• THE RECORDS:
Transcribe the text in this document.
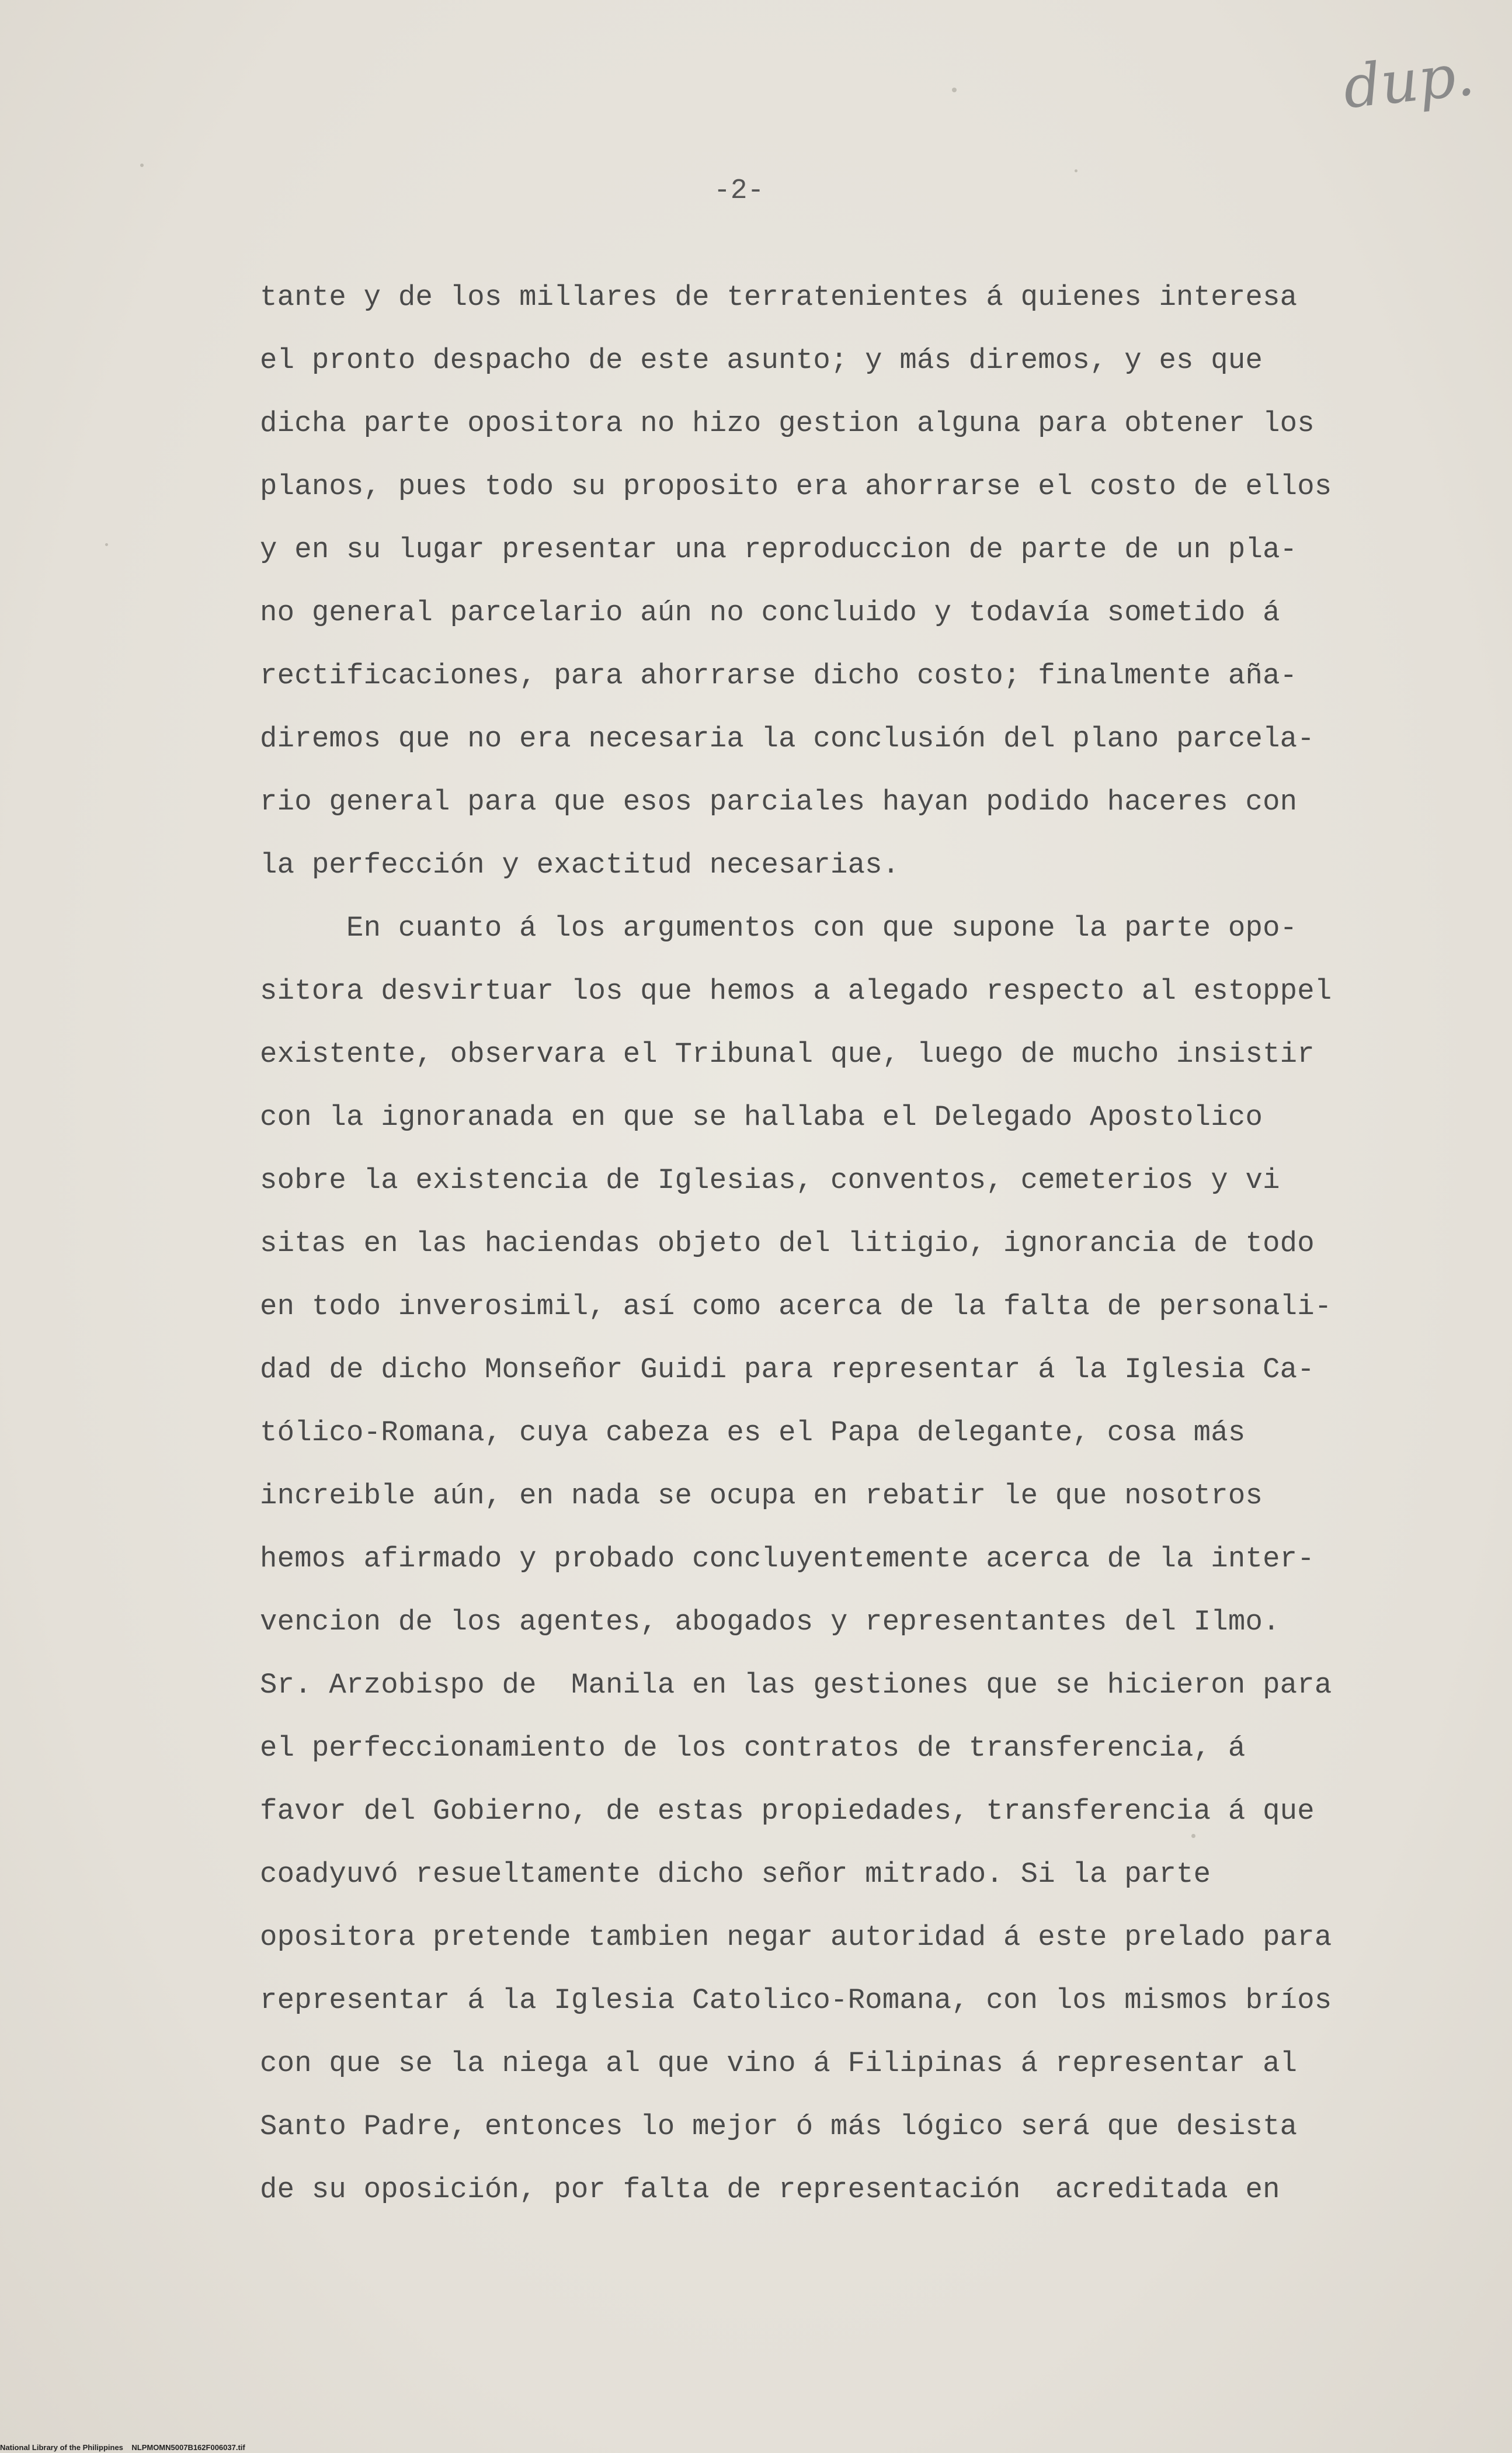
dup.
-2-
tante y de los millares de terratenientes á quienes interesa
el pronto despacho de este asunto; y más diremos, y es que
dicha parte opositora no hizo gestion alguna para obtener los
planos, pues todo su proposito era ahorrarse el costo de ellos
y en su lugar presentar una reproduccion de parte de un pla-
no general parcelario aún no concluido y todavía sometido á
rectificaciones, para ahorrarse dicho costo; finalmente aña-
diremos que no era necesaria la conclusión del plano parcela-
rio general para que esos parciales hayan podido haceres con
la perfección y exactitud necesarias.
En cuanto á los argumentos con que supone la parte opo-
sitora desvirtuar los que hemos a alegado respecto al estoppel
existente, observara el Tribunal que, luego de mucho insistir
con la ignoranada en que se hallaba el Delegado Apostolico
sobre la existencia de Iglesias, conventos, cemeterios y vi
sitas en las haciendas objeto del litigio, ignorancia de todo
en todo inverosimil, así como acerca de la falta de personali-
dad de dicho Monseñor Guidi para representar á la Iglesia Ca-
tólico-Romana, cuya cabeza es el Papa delegante, cosa más
increible aún, en nada se ocupa en rebatir le que nosotros
hemos afirmado y probado concluyentemente acerca de la inter-
vencion de los agentes, abogados y representantes del Ilmo.
Sr. Arzobispo de  Manila en las gestiones que se hicieron para
el perfeccionamiento de los contratos de transferencia, á
favor del Gobierno, de estas propiedades, transferencia á que
coadyuvó resueltamente dicho señor mitrado. Si la parte
opositora pretende tambien negar autoridad á este prelado para
representar á la Iglesia Catolico-Romana, con los mismos bríos
con que se la niega al que vino á Filipinas á representar al
Santo Padre, entonces lo mejor ó más lógico será que desista
de su oposición, por falta de representación  acreditada en
National Library of the Philippines    NLPMOMN5007B162F006037.tif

• YOUR GOAL: Using the records above, select and copy every line that has the word "general".

• OUTPUT OF THE TASK:
no general parcelario aún no concluido y todavía sometido á
rio general para que esos parciales hayan podido haceres con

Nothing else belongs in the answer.